THE REQUEST ::
Reproduce the records below in full and word for word, excluding pictures.

◆ ◆ ◆ ◆ ◆

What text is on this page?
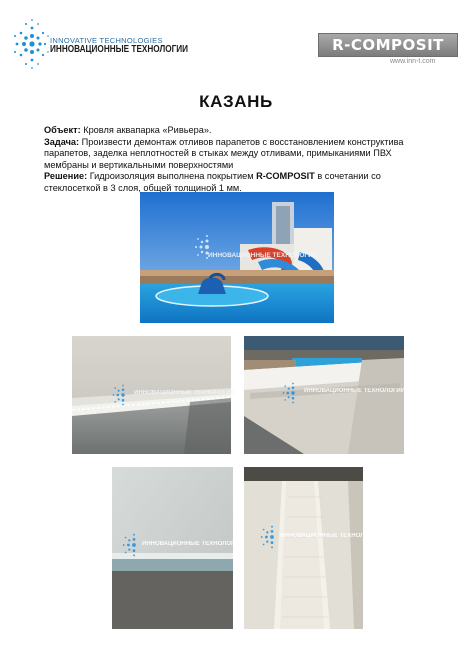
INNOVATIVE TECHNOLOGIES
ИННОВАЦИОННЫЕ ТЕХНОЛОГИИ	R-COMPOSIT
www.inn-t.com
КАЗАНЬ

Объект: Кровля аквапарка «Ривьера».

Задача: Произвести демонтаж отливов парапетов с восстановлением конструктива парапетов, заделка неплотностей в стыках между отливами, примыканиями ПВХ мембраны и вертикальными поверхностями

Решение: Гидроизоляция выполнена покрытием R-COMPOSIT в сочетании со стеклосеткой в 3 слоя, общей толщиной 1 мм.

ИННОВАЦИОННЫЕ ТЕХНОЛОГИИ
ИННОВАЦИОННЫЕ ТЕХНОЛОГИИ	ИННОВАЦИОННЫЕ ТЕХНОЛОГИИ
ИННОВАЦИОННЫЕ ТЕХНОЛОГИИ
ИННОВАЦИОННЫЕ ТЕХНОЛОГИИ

◆ ◆ ◆ ◆ ◆

REPLY TO THE EXERCISE ::
What text is on this page?
INNOVATIVE TECHNOLOGIES
ИННОВАЦИОННЫЕ ТЕХНОЛОГИИ	R-COMPOSIT
www.inn-t.com
КАЗАНЬ

Объект: Кровля аквапарка «Ривьера».

Задача: Произвести демонтаж отливов парапетов с восстановлением конструктива парапетов, заделка неплотностей в стыках между отливами, примыканиями ПВХ мембраны и вертикальными поверхностями

Решение: Гидроизоляция выполнена покрытием R-COMPOSIT в сочетании со стеклосеткой в 3 слоя, общей толщиной 1 мм.

ИННОВАЦИОННЫЕ ТЕХНОЛОГИИ
ИННОВАЦИОННЫЕ ТЕХНОЛОГИИ	ИННОВАЦИОННЫЕ ТЕХНОЛОГИИ
ИННОВАЦИОННЫЕ ТЕХНОЛОГИИ
ИННОВАЦИОННЫЕ ТЕХНОЛОГИИ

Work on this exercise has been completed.